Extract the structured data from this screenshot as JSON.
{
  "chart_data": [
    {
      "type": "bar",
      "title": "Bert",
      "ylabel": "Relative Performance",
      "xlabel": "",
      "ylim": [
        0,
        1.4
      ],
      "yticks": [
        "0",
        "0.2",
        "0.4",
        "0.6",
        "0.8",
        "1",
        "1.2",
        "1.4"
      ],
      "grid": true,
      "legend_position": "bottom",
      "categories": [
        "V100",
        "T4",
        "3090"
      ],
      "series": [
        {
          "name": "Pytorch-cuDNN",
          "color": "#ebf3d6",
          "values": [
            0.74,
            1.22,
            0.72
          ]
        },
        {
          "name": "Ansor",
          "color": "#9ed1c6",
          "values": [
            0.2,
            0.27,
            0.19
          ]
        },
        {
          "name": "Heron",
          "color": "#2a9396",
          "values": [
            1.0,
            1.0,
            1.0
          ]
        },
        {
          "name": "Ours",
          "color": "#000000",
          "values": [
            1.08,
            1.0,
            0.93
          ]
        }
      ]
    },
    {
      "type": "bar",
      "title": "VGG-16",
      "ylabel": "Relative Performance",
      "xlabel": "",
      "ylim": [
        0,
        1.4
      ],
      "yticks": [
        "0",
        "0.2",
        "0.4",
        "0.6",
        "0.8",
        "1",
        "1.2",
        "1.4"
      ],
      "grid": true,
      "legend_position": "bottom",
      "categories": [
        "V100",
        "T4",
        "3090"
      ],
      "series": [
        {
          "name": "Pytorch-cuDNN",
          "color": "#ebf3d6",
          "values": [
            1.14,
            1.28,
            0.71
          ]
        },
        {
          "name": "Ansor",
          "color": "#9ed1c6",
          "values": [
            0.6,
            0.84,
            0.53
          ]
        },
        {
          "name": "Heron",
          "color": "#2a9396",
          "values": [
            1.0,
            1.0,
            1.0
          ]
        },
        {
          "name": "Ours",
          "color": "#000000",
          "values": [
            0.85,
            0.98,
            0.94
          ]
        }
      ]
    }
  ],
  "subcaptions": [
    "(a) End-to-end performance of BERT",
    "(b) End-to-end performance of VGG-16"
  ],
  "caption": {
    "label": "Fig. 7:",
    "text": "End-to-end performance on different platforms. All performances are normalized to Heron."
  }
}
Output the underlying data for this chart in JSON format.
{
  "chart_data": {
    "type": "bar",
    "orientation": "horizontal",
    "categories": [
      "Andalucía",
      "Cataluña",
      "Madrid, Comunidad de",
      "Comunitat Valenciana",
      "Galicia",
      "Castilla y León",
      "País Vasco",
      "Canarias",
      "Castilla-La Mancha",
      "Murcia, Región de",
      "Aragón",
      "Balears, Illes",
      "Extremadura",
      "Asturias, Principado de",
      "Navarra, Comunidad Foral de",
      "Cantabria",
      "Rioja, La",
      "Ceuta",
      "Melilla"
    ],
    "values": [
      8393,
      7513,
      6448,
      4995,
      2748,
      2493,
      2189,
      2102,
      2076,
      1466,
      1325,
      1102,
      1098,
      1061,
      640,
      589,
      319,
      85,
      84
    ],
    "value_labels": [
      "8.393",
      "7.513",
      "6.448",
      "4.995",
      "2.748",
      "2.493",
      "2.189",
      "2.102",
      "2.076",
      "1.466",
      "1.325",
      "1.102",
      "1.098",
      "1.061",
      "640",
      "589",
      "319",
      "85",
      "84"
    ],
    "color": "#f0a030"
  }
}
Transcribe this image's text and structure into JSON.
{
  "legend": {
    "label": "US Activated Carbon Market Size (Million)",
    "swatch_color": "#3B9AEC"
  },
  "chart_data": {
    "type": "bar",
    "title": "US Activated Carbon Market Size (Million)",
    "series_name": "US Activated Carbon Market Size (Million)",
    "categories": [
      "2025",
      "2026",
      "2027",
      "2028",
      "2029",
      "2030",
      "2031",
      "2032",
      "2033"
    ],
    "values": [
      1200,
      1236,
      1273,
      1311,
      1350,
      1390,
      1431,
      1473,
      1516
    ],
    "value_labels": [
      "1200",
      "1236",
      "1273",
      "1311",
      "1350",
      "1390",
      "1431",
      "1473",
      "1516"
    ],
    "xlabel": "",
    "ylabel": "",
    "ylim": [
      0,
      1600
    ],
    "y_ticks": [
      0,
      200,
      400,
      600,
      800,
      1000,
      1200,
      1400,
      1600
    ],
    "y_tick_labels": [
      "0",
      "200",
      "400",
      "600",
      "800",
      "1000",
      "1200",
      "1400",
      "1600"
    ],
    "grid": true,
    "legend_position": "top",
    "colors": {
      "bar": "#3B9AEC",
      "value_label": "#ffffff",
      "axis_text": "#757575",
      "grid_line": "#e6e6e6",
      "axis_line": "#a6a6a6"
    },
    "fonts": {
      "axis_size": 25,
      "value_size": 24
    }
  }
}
#####
#### [WHAT TO DO]
Transcribe the material above word for word.

#### [REPLY TO THE TASK]
Extract the structured data from this screenshot as JSON.
{
  "chart_data": [
    {
      "type": "bar",
      "title": "Bert",
      "ylabel": "Relative Performance",
      "xlabel": "",
      "ylim": [
        0,
        1.4
      ],
      "yticks": [
        "0",
        "0.2",
        "0.4",
        "0.6",
        "0.8",
        "1",
        "1.2",
        "1.4"
      ],
      "grid": true,
      "legend_position": "bottom",
      "categories": [
        "V100",
        "T4",
        "3090"
      ],
      "series": [
        {
          "name": "Pytorch-cuDNN",
          "color": "#ebf3d6",
          "values": [
            0.74,
            1.22,
            0.72
          ]
        },
        {
          "name": "Ansor",
          "color": "#9ed1c6",
          "values": [
            0.2,
            0.27,
            0.19
          ]
        },
        {
          "name": "Heron",
          "color": "#2a9396",
          "values": [
            1.0,
            1.0,
            1.0
          ]
        },
        {
          "name": "Ours",
          "color": "#000000",
          "values": [
            1.08,
            1.0,
            0.93
          ]
        }
      ]
    },
    {
      "type": "bar",
      "title": "VGG-16",
      "ylabel": "Relative Performance",
      "xlabel": "",
      "ylim": [
        0,
        1.4
      ],
      "yticks": [
        "0",
        "0.2",
        "0.4",
        "0.6",
        "0.8",
        "1",
        "1.2",
        "1.4"
      ],
      "grid": true,
      "legend_position": "bottom",
      "categories": [
        "V100",
        "T4",
        "3090"
      ],
      "series": [
        {
          "name": "Pytorch-cuDNN",
          "color": "#ebf3d6",
          "values": [
            1.14,
            1.28,
            0.71
          ]
        },
        {
          "name": "Ansor",
          "color": "#9ed1c6",
          "values": [
            0.6,
            0.84,
            0.53
          ]
        },
        {
          "name": "Heron",
          "color": "#2a9396",
          "values": [
            1.0,
            1.0,
            1.0
          ]
        },
        {
          "name": "Ours",
          "color": "#000000",
          "values": [
            0.85,
            0.98,
            0.94
          ]
        }
      ]
    }
  ],
  "subcaptions": [
    "(a) End-to-end performance of BERT",
    "(b) End-to-end performance of VGG-16"
  ],
  "caption": {
    "label": "Fig. 7:",
    "text": "End-to-end performance on different platforms. All performances are normalized to Heron."
  }
}
Output the underlying data for this chart in JSON format.
{
  "chart_data": {
    "type": "bar",
    "orientation": "horizontal",
    "categories": [
      "Andalucía",
      "Cataluña",
      "Madrid, Comunidad de",
      "Comunitat Valenciana",
      "Galicia",
      "Castilla y León",
      "País Vasco",
      "Canarias",
      "Castilla-La Mancha",
      "Murcia, Región de",
      "Aragón",
      "Balears, Illes",
      "Extremadura",
      "Asturias, Principado de",
      "Navarra, Comunidad Foral de",
      "Cantabria",
      "Rioja, La",
      "Ceuta",
      "Melilla"
    ],
    "values": [
      8393,
      7513,
      6448,
      4995,
      2748,
      2493,
      2189,
      2102,
      2076,
      1466,
      1325,
      1102,
      1098,
      1061,
      640,
      589,
      319,
      85,
      84
    ],
    "value_labels": [
      "8.393",
      "7.513",
      "6.448",
      "4.995",
      "2.748",
      "2.493",
      "2.189",
      "2.102",
      "2.076",
      "1.466",
      "1.325",
      "1.102",
      "1.098",
      "1.061",
      "640",
      "589",
      "319",
      "85",
      "84"
    ],
    "color": "#f0a030"
  }
}
Transcribe this image's text and structure into JSON.
{
  "legend": {
    "label": "US Activated Carbon Market Size (Million)",
    "swatch_color": "#3B9AEC"
  },
  "chart_data": {
    "type": "bar",
    "title": "US Activated Carbon Market Size (Million)",
    "series_name": "US Activated Carbon Market Size (Million)",
    "categories": [
      "2025",
      "2026",
      "2027",
      "2028",
      "2029",
      "2030",
      "2031",
      "2032",
      "2033"
    ],
    "values": [
      1200,
      1236,
      1273,
      1311,
      1350,
      1390,
      1431,
      1473,
      1516
    ],
    "value_labels": [
      "1200",
      "1236",
      "1273",
      "1311",
      "1350",
      "1390",
      "1431",
      "1473",
      "1516"
    ],
    "xlabel": "",
    "ylabel": "",
    "ylim": [
      0,
      1600
    ],
    "y_ticks": [
      0,
      200,
      400,
      600,
      800,
      1000,
      1200,
      1400,
      1600
    ],
    "y_tick_labels": [
      "0",
      "200",
      "400",
      "600",
      "800",
      "1000",
      "1200",
      "1400",
      "1600"
    ],
    "grid": true,
    "legend_position": "top",
    "colors": {
      "bar": "#3B9AEC",
      "value_label": "#ffffff",
      "axis_text": "#757575",
      "grid_line": "#e6e6e6",
      "axis_line": "#a6a6a6"
    },
    "fonts": {
      "axis_size": 25,
      "value_size": 24
    }
  }
}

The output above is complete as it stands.